→ Your task: Reproduce this listing in full.

---------- Material for this exercise

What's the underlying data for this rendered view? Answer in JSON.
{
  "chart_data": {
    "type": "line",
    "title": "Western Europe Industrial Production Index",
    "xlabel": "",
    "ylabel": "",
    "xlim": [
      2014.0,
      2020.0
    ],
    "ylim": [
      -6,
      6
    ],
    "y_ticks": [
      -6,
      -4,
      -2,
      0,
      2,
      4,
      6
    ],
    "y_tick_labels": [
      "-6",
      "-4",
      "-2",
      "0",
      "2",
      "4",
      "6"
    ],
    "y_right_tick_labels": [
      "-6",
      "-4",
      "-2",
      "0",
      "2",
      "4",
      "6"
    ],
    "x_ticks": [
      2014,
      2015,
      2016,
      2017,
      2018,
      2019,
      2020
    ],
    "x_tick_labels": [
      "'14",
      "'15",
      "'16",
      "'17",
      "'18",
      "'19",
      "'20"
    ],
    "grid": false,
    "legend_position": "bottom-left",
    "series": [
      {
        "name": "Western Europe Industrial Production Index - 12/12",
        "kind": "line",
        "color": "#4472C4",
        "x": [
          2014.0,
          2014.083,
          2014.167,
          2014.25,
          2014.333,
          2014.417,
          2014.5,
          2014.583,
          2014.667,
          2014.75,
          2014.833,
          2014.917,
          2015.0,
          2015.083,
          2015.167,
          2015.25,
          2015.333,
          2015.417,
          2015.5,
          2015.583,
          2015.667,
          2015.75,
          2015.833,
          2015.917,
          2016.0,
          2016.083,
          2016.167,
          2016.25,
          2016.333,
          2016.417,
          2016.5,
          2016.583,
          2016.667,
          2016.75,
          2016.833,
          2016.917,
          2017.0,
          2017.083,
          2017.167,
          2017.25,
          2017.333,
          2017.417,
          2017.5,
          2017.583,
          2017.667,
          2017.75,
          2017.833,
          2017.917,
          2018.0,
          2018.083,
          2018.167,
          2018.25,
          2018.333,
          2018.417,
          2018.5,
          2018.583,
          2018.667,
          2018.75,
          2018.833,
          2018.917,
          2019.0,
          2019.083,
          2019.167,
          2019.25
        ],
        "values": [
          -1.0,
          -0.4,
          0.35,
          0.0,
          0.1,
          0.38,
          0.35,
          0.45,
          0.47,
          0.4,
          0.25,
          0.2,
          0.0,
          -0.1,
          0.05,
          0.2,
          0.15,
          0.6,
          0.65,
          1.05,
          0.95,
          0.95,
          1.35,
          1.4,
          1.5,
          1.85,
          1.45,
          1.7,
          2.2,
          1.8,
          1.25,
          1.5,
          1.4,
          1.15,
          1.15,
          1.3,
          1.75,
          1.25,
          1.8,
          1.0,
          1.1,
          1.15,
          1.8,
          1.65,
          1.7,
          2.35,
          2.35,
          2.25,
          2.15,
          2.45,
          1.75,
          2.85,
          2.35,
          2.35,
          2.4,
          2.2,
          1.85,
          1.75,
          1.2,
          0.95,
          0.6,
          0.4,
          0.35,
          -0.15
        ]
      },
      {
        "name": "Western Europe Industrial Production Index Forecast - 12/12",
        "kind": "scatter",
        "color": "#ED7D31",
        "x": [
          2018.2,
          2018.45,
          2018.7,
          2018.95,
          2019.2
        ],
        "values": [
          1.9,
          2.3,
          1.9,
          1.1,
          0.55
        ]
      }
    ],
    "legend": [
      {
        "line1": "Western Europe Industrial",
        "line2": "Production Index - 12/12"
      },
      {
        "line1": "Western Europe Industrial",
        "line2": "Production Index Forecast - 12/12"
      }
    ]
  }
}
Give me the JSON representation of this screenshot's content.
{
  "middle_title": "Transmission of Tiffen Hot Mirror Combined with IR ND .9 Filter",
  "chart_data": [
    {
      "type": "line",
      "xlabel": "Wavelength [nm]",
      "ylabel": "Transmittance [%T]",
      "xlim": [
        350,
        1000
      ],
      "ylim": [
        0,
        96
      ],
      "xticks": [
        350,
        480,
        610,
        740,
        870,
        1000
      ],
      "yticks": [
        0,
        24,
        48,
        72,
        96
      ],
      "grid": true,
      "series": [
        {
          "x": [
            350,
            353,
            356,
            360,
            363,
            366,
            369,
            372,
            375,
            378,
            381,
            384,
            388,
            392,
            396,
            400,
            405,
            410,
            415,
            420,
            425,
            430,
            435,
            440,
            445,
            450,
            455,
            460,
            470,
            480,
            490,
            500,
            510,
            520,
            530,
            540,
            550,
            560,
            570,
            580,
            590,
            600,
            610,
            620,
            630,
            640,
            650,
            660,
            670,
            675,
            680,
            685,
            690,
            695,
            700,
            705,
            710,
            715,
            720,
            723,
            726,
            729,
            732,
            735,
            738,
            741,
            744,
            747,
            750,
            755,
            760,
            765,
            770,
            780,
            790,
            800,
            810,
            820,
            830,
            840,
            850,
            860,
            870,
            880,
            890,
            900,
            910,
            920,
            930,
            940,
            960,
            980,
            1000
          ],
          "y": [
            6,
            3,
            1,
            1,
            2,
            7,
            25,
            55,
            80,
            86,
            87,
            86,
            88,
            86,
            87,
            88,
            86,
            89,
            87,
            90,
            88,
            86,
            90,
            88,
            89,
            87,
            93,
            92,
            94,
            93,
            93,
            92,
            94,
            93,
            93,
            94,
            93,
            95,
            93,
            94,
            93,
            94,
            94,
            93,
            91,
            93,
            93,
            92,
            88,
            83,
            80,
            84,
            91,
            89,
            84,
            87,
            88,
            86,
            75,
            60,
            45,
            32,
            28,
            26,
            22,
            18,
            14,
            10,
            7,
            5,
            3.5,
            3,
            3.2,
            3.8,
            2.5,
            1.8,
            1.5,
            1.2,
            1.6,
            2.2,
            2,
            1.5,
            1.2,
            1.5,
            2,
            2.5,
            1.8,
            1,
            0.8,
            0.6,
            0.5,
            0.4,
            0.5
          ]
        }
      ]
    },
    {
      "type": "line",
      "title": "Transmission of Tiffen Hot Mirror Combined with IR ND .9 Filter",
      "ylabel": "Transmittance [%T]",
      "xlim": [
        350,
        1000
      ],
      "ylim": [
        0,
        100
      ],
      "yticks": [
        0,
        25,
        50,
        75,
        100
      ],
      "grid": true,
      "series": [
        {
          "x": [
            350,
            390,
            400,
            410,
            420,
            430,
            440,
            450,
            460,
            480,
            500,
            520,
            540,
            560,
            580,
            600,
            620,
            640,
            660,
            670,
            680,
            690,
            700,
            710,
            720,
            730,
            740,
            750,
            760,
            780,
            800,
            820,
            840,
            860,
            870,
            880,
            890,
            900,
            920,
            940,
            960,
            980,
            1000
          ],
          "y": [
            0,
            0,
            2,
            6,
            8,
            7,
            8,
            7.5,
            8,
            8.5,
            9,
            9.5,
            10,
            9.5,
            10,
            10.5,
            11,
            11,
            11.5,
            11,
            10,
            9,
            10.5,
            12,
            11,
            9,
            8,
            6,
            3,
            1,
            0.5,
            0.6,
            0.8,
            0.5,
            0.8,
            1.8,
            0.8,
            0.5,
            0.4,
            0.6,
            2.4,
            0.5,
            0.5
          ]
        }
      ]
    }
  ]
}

--------------------

→ Exercise output:
What's the underlying data for this rendered view? Answer in JSON.
{
  "chart_data": {
    "type": "line",
    "title": "Western Europe Industrial Production Index",
    "xlabel": "",
    "ylabel": "",
    "xlim": [
      2014.0,
      2020.0
    ],
    "ylim": [
      -6,
      6
    ],
    "y_ticks": [
      -6,
      -4,
      -2,
      0,
      2,
      4,
      6
    ],
    "y_tick_labels": [
      "-6",
      "-4",
      "-2",
      "0",
      "2",
      "4",
      "6"
    ],
    "y_right_tick_labels": [
      "-6",
      "-4",
      "-2",
      "0",
      "2",
      "4",
      "6"
    ],
    "x_ticks": [
      2014,
      2015,
      2016,
      2017,
      2018,
      2019,
      2020
    ],
    "x_tick_labels": [
      "'14",
      "'15",
      "'16",
      "'17",
      "'18",
      "'19",
      "'20"
    ],
    "grid": false,
    "legend_position": "bottom-left",
    "series": [
      {
        "name": "Western Europe Industrial Production Index - 12/12",
        "kind": "line",
        "color": "#4472C4",
        "x": [
          2014.0,
          2014.083,
          2014.167,
          2014.25,
          2014.333,
          2014.417,
          2014.5,
          2014.583,
          2014.667,
          2014.75,
          2014.833,
          2014.917,
          2015.0,
          2015.083,
          2015.167,
          2015.25,
          2015.333,
          2015.417,
          2015.5,
          2015.583,
          2015.667,
          2015.75,
          2015.833,
          2015.917,
          2016.0,
          2016.083,
          2016.167,
          2016.25,
          2016.333,
          2016.417,
          2016.5,
          2016.583,
          2016.667,
          2016.75,
          2016.833,
          2016.917,
          2017.0,
          2017.083,
          2017.167,
          2017.25,
          2017.333,
          2017.417,
          2017.5,
          2017.583,
          2017.667,
          2017.75,
          2017.833,
          2017.917,
          2018.0,
          2018.083,
          2018.167,
          2018.25,
          2018.333,
          2018.417,
          2018.5,
          2018.583,
          2018.667,
          2018.75,
          2018.833,
          2018.917,
          2019.0,
          2019.083,
          2019.167,
          2019.25
        ],
        "values": [
          -1.0,
          -0.4,
          0.35,
          0.0,
          0.1,
          0.38,
          0.35,
          0.45,
          0.47,
          0.4,
          0.25,
          0.2,
          0.0,
          -0.1,
          0.05,
          0.2,
          0.15,
          0.6,
          0.65,
          1.05,
          0.95,
          0.95,
          1.35,
          1.4,
          1.5,
          1.85,
          1.45,
          1.7,
          2.2,
          1.8,
          1.25,
          1.5,
          1.4,
          1.15,
          1.15,
          1.3,
          1.75,
          1.25,
          1.8,
          1.0,
          1.1,
          1.15,
          1.8,
          1.65,
          1.7,
          2.35,
          2.35,
          2.25,
          2.15,
          2.45,
          1.75,
          2.85,
          2.35,
          2.35,
          2.4,
          2.2,
          1.85,
          1.75,
          1.2,
          0.95,
          0.6,
          0.4,
          0.35,
          -0.15
        ]
      },
      {
        "name": "Western Europe Industrial Production Index Forecast - 12/12",
        "kind": "scatter",
        "color": "#ED7D31",
        "x": [
          2018.2,
          2018.45,
          2018.7,
          2018.95,
          2019.2
        ],
        "values": [
          1.9,
          2.3,
          1.9,
          1.1,
          0.55
        ]
      }
    ],
    "legend": [
      {
        "line1": "Western Europe Industrial",
        "line2": "Production Index - 12/12"
      },
      {
        "line1": "Western Europe Industrial",
        "line2": "Production Index Forecast - 12/12"
      }
    ]
  }
}
Give me the JSON representation of this screenshot's content.
{
  "middle_title": "Transmission of Tiffen Hot Mirror Combined with IR ND .9 Filter",
  "chart_data": [
    {
      "type": "line",
      "xlabel": "Wavelength [nm]",
      "ylabel": "Transmittance [%T]",
      "xlim": [
        350,
        1000
      ],
      "ylim": [
        0,
        96
      ],
      "xticks": [
        350,
        480,
        610,
        740,
        870,
        1000
      ],
      "yticks": [
        0,
        24,
        48,
        72,
        96
      ],
      "grid": true,
      "series": [
        {
          "x": [
            350,
            353,
            356,
            360,
            363,
            366,
            369,
            372,
            375,
            378,
            381,
            384,
            388,
            392,
            396,
            400,
            405,
            410,
            415,
            420,
            425,
            430,
            435,
            440,
            445,
            450,
            455,
            460,
            470,
            480,
            490,
            500,
            510,
            520,
            530,
            540,
            550,
            560,
            570,
            580,
            590,
            600,
            610,
            620,
            630,
            640,
            650,
            660,
            670,
            675,
            680,
            685,
            690,
            695,
            700,
            705,
            710,
            715,
            720,
            723,
            726,
            729,
            732,
            735,
            738,
            741,
            744,
            747,
            750,
            755,
            760,
            765,
            770,
            780,
            790,
            800,
            810,
            820,
            830,
            840,
            850,
            860,
            870,
            880,
            890,
            900,
            910,
            920,
            930,
            940,
            960,
            980,
            1000
          ],
          "y": [
            6,
            3,
            1,
            1,
            2,
            7,
            25,
            55,
            80,
            86,
            87,
            86,
            88,
            86,
            87,
            88,
            86,
            89,
            87,
            90,
            88,
            86,
            90,
            88,
            89,
            87,
            93,
            92,
            94,
            93,
            93,
            92,
            94,
            93,
            93,
            94,
            93,
            95,
            93,
            94,
            93,
            94,
            94,
            93,
            91,
            93,
            93,
            92,
            88,
            83,
            80,
            84,
            91,
            89,
            84,
            87,
            88,
            86,
            75,
            60,
            45,
            32,
            28,
            26,
            22,
            18,
            14,
            10,
            7,
            5,
            3.5,
            3,
            3.2,
            3.8,
            2.5,
            1.8,
            1.5,
            1.2,
            1.6,
            2.2,
            2,
            1.5,
            1.2,
            1.5,
            2,
            2.5,
            1.8,
            1,
            0.8,
            0.6,
            0.5,
            0.4,
            0.5
          ]
        }
      ]
    },
    {
      "type": "line",
      "title": "Transmission of Tiffen Hot Mirror Combined with IR ND .9 Filter",
      "ylabel": "Transmittance [%T]",
      "xlim": [
        350,
        1000
      ],
      "ylim": [
        0,
        100
      ],
      "yticks": [
        0,
        25,
        50,
        75,
        100
      ],
      "grid": true,
      "series": [
        {
          "x": [
            350,
            390,
            400,
            410,
            420,
            430,
            440,
            450,
            460,
            480,
            500,
            520,
            540,
            560,
            580,
            600,
            620,
            640,
            660,
            670,
            680,
            690,
            700,
            710,
            720,
            730,
            740,
            750,
            760,
            780,
            800,
            820,
            840,
            860,
            870,
            880,
            890,
            900,
            920,
            940,
            960,
            980,
            1000
          ],
          "y": [
            0,
            0,
            2,
            6,
            8,
            7,
            8,
            7.5,
            8,
            8.5,
            9,
            9.5,
            10,
            9.5,
            10,
            10.5,
            11,
            11,
            11.5,
            11,
            10,
            9,
            10.5,
            12,
            11,
            9,
            8,
            6,
            3,
            1,
            0.5,
            0.6,
            0.8,
            0.5,
            0.8,
            1.8,
            0.8,
            0.5,
            0.4,
            0.6,
            2.4,
            0.5,
            0.5
          ]
        }
      ]
    }
  ]
}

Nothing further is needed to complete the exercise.